# GIVEN RECORDS
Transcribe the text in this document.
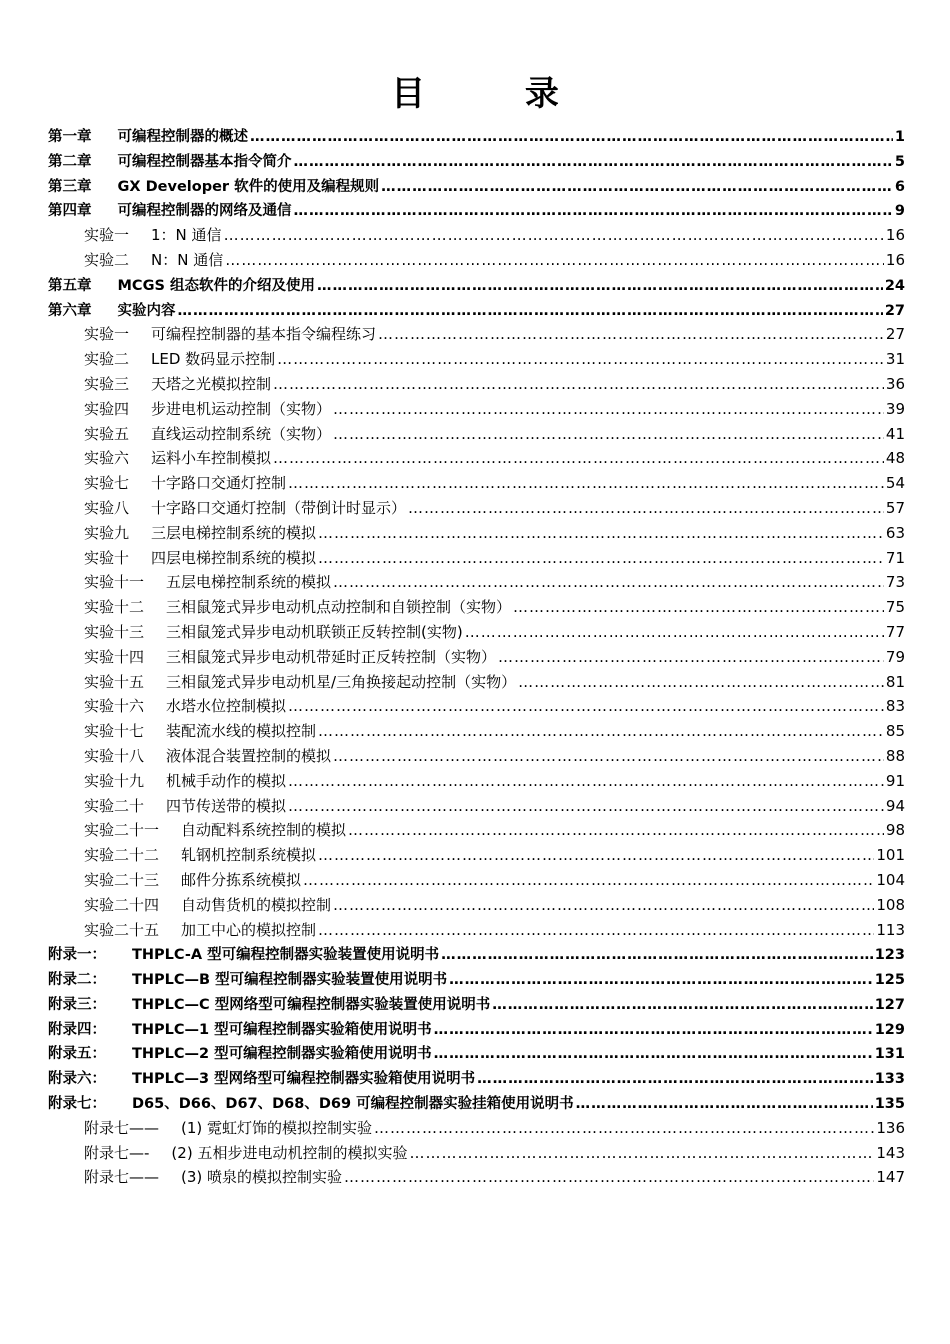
目 录
第一章 可编程控制器的概述 ………………………………………………………………………………………………………………………………………………………………………………………………………………………………………………………………………………	1
第二章 可编程控制器基本指令简介 ………………………………………………………………………………………………………………………………………………………………………………………………………………………………………………………………………………	5
第三章 GX Developer 软件的使用及编程规则 ………………………………………………………………………………………………………………………………………………………………………………………………………………………………………………………………………………	6
第四章 可编程控制器的网络及通信 ………………………………………………………………………………………………………………………………………………………………………………………………………………………………………………………………………………	9
实验一 1：N 通信 ………………………………………………………………………………………………………………………………………………………………………………………………………………………………………………………………………………	16
实验二 N：N 通信 ………………………………………………………………………………………………………………………………………………………………………………………………………………………………………………………………………………	16
第五章 MCGS 组态软件的介绍及使用 ………………………………………………………………………………………………………………………………………………………………………………………………………………………………………………………………………………	24
第六章 实验内容 ………………………………………………………………………………………………………………………………………………………………………………………………………………………………………………………………………………	27
实验一 可编程控制器的基本指令编程练习 ………………………………………………………………………………………………………………………………………………………………………………………………………………………………………………………………………………	27
实验二 LED 数码显示控制 ………………………………………………………………………………………………………………………………………………………………………………………………………………………………………………………………………………	31
实验三 天塔之光模拟控制 ………………………………………………………………………………………………………………………………………………………………………………………………………………………………………………………………………………	36
实验四 步进电机运动控制（实物） ………………………………………………………………………………………………………………………………………………………………………………………………………………………………………………………………………………	39
实验五 直线运动控制系统（实物） ………………………………………………………………………………………………………………………………………………………………………………………………………………………………………………………………………………	41
实验六 运料小车控制模拟 ………………………………………………………………………………………………………………………………………………………………………………………………………………………………………………………………………………	48
实验七 十字路口交通灯控制 ………………………………………………………………………………………………………………………………………………………………………………………………………………………………………………………………………………	54
实验八 十字路口交通灯控制（带倒计时显示） ………………………………………………………………………………………………………………………………………………………………………………………………………………………………………………………………………………	57
实验九 三层电梯控制系统的模拟 ………………………………………………………………………………………………………………………………………………………………………………………………………………………………………………………………………………	63
实验十 四层电梯控制系统的模拟 ………………………………………………………………………………………………………………………………………………………………………………………………………………………………………………………………………………	71
实验十一 五层电梯控制系统的模拟 ………………………………………………………………………………………………………………………………………………………………………………………………………………………………………………………………………………	73
实验十二 三相鼠笼式异步电动机点动控制和自锁控制（实物） ………………………………………………………………………………………………………………………………………………………………………………………………………………………………………………………………………………	75
实验十三 三相鼠笼式异步电动机联锁正反转控制(实物) ………………………………………………………………………………………………………………………………………………………………………………………………………………………………………………………………………………	77
实验十四 三相鼠笼式异步电动机带延时正反转控制（实物） ………………………………………………………………………………………………………………………………………………………………………………………………………………………………………………………………………………	79
实验十五 三相鼠笼式异步电动机星/三角换接起动控制（实物） ………………………………………………………………………………………………………………………………………………………………………………………………………………………………………………………………………………	81
实验十六 水塔水位控制模拟 ………………………………………………………………………………………………………………………………………………………………………………………………………………………………………………………………………………	83
实验十七 装配流水线的模拟控制 ………………………………………………………………………………………………………………………………………………………………………………………………………………………………………………………………………………	85
实验十八 液体混合装置控制的模拟 ………………………………………………………………………………………………………………………………………………………………………………………………………………………………………………………………………………	88
实验十九 机械手动作的模拟 ………………………………………………………………………………………………………………………………………………………………………………………………………………………………………………………………………………	91
实验二十 四节传送带的模拟 ………………………………………………………………………………………………………………………………………………………………………………………………………………………………………………………………………………	94
实验二十一 自动配料系统控制的模拟 ………………………………………………………………………………………………………………………………………………………………………………………………………………………………………………………………………………	98
实验二十二 轧钢机控制系统模拟 ………………………………………………………………………………………………………………………………………………………………………………………………………………………………………………………………………………	101
实验二十三 邮件分拣系统模拟 ………………………………………………………………………………………………………………………………………………………………………………………………………………………………………………………………………………	104
实验二十四 自动售货机的模拟控制 ………………………………………………………………………………………………………………………………………………………………………………………………………………………………………………………………………………	108
实验二十五 加工中心的模拟控制 ………………………………………………………………………………………………………………………………………………………………………………………………………………………………………………………………………………	113
附录一： THPLC-A 型可编程控制器实验装置使用说明书 ………………………………………………………………………………………………………………………………………………………………………………………………………………………………………………………………………………	123
附录二： THPLC—B 型可编程控制器实验装置使用说明书 ………………………………………………………………………………………………………………………………………………………………………………………………………………………………………………………………………………	125
附录三： THPLC—C 型网络型可编程控制器实验装置使用说明书 ………………………………………………………………………………………………………………………………………………………………………………………………………………………………………………………………………………	127
附录四： THPLC—1 型可编程控制器实验箱使用说明书 ………………………………………………………………………………………………………………………………………………………………………………………………………………………………………………………………………………	129
附录五： THPLC—2 型可编程控制器实验箱使用说明书 ………………………………………………………………………………………………………………………………………………………………………………………………………………………………………………………………………………	131
附录六： THPLC—3 型网络型可编程控制器实验箱使用说明书 ………………………………………………………………………………………………………………………………………………………………………………………………………………………………………………………………………………	133
附录七： D65、D66、D67、D68、D69 可编程控制器实验挂箱使用说明书 ………………………………………………………………………………………………………………………………………………………………………………………………………………………………………………………………………………	135
附录七—— (1) 霓虹灯饰的模拟控制实验 ………………………………………………………………………………………………………………………………………………………………………………………………………………………………………………………………………………	136
附录七—- (2) 五相步进电动机控制的模拟实验 ………………………………………………………………………………………………………………………………………………………………………………………………………………………………………………………………………………	143
附录七—— (3) 喷泉的模拟控制实验 ………………………………………………………………………………………………………………………………………………………………………………………………………………………………………………………………………………	147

# AIM
Repeat each entry precisely as it appears. Leave the pictures out.

# REPLY
Transcribe the text in this document.
目 录
第一章 可编程控制器的概述 ………………………………………………………………………………………………………………………………………………………………………………………………………………………………………………………………………………	1
第二章 可编程控制器基本指令简介 ………………………………………………………………………………………………………………………………………………………………………………………………………………………………………………………………………………	5
第三章 GX Developer 软件的使用及编程规则 ………………………………………………………………………………………………………………………………………………………………………………………………………………………………………………………………………………	6
第四章 可编程控制器的网络及通信 ………………………………………………………………………………………………………………………………………………………………………………………………………………………………………………………………………………	9
实验一 1：N 通信 ………………………………………………………………………………………………………………………………………………………………………………………………………………………………………………………………………………	16
实验二 N：N 通信 ………………………………………………………………………………………………………………………………………………………………………………………………………………………………………………………………………………	16
第五章 MCGS 组态软件的介绍及使用 ………………………………………………………………………………………………………………………………………………………………………………………………………………………………………………………………………………	24
第六章 实验内容 ………………………………………………………………………………………………………………………………………………………………………………………………………………………………………………………………………………	27
实验一 可编程控制器的基本指令编程练习 ………………………………………………………………………………………………………………………………………………………………………………………………………………………………………………………………………………	27
实验二 LED 数码显示控制 ………………………………………………………………………………………………………………………………………………………………………………………………………………………………………………………………………………	31
实验三 天塔之光模拟控制 ………………………………………………………………………………………………………………………………………………………………………………………………………………………………………………………………………………	36
实验四 步进电机运动控制（实物） ………………………………………………………………………………………………………………………………………………………………………………………………………………………………………………………………………………	39
实验五 直线运动控制系统（实物） ………………………………………………………………………………………………………………………………………………………………………………………………………………………………………………………………………………	41
实验六 运料小车控制模拟 ………………………………………………………………………………………………………………………………………………………………………………………………………………………………………………………………………………	48
实验七 十字路口交通灯控制 ………………………………………………………………………………………………………………………………………………………………………………………………………………………………………………………………………………	54
实验八 十字路口交通灯控制（带倒计时显示） ………………………………………………………………………………………………………………………………………………………………………………………………………………………………………………………………………………	57
实验九 三层电梯控制系统的模拟 ………………………………………………………………………………………………………………………………………………………………………………………………………………………………………………………………………………	63
实验十 四层电梯控制系统的模拟 ………………………………………………………………………………………………………………………………………………………………………………………………………………………………………………………………………………	71
实验十一 五层电梯控制系统的模拟 ………………………………………………………………………………………………………………………………………………………………………………………………………………………………………………………………………………	73
实验十二 三相鼠笼式异步电动机点动控制和自锁控制（实物） ………………………………………………………………………………………………………………………………………………………………………………………………………………………………………………………………………………	75
实验十三 三相鼠笼式异步电动机联锁正反转控制(实物) ………………………………………………………………………………………………………………………………………………………………………………………………………………………………………………………………………………	77
实验十四 三相鼠笼式异步电动机带延时正反转控制（实物） ………………………………………………………………………………………………………………………………………………………………………………………………………………………………………………………………………………	79
实验十五 三相鼠笼式异步电动机星/三角换接起动控制（实物） ………………………………………………………………………………………………………………………………………………………………………………………………………………………………………………………………………………	81
实验十六 水塔水位控制模拟 ………………………………………………………………………………………………………………………………………………………………………………………………………………………………………………………………………………	83
实验十七 装配流水线的模拟控制 ………………………………………………………………………………………………………………………………………………………………………………………………………………………………………………………………………………	85
实验十八 液体混合装置控制的模拟 ………………………………………………………………………………………………………………………………………………………………………………………………………………………………………………………………………………	88
实验十九 机械手动作的模拟 ………………………………………………………………………………………………………………………………………………………………………………………………………………………………………………………………………………	91
实验二十 四节传送带的模拟 ………………………………………………………………………………………………………………………………………………………………………………………………………………………………………………………………………………	94
实验二十一 自动配料系统控制的模拟 ………………………………………………………………………………………………………………………………………………………………………………………………………………………………………………………………………………	98
实验二十二 轧钢机控制系统模拟 ………………………………………………………………………………………………………………………………………………………………………………………………………………………………………………………………………………	101
实验二十三 邮件分拣系统模拟 ………………………………………………………………………………………………………………………………………………………………………………………………………………………………………………………………………………	104
实验二十四 自动售货机的模拟控制 ………………………………………………………………………………………………………………………………………………………………………………………………………………………………………………………………………………	108
实验二十五 加工中心的模拟控制 ………………………………………………………………………………………………………………………………………………………………………………………………………………………………………………………………………………	113
附录一： THPLC-A 型可编程控制器实验装置使用说明书 ………………………………………………………………………………………………………………………………………………………………………………………………………………………………………………………………………………	123
附录二： THPLC—B 型可编程控制器实验装置使用说明书 ………………………………………………………………………………………………………………………………………………………………………………………………………………………………………………………………………………	125
附录三： THPLC—C 型网络型可编程控制器实验装置使用说明书 ………………………………………………………………………………………………………………………………………………………………………………………………………………………………………………………………………………	127
附录四： THPLC—1 型可编程控制器实验箱使用说明书 ………………………………………………………………………………………………………………………………………………………………………………………………………………………………………………………………………………	129
附录五： THPLC—2 型可编程控制器实验箱使用说明书 ………………………………………………………………………………………………………………………………………………………………………………………………………………………………………………………………………………	131
附录六： THPLC—3 型网络型可编程控制器实验箱使用说明书 ………………………………………………………………………………………………………………………………………………………………………………………………………………………………………………………………………………	133
附录七： D65、D66、D67、D68、D69 可编程控制器实验挂箱使用说明书 ………………………………………………………………………………………………………………………………………………………………………………………………………………………………………………………………………………	135
附录七—— (1) 霓虹灯饰的模拟控制实验 ………………………………………………………………………………………………………………………………………………………………………………………………………………………………………………………………………………	136
附录七—- (2) 五相步进电动机控制的模拟实验 ………………………………………………………………………………………………………………………………………………………………………………………………………………………………………………………………………………	143
附录七—— (3) 喷泉的模拟控制实验 ………………………………………………………………………………………………………………………………………………………………………………………………………………………………………………………………………………	147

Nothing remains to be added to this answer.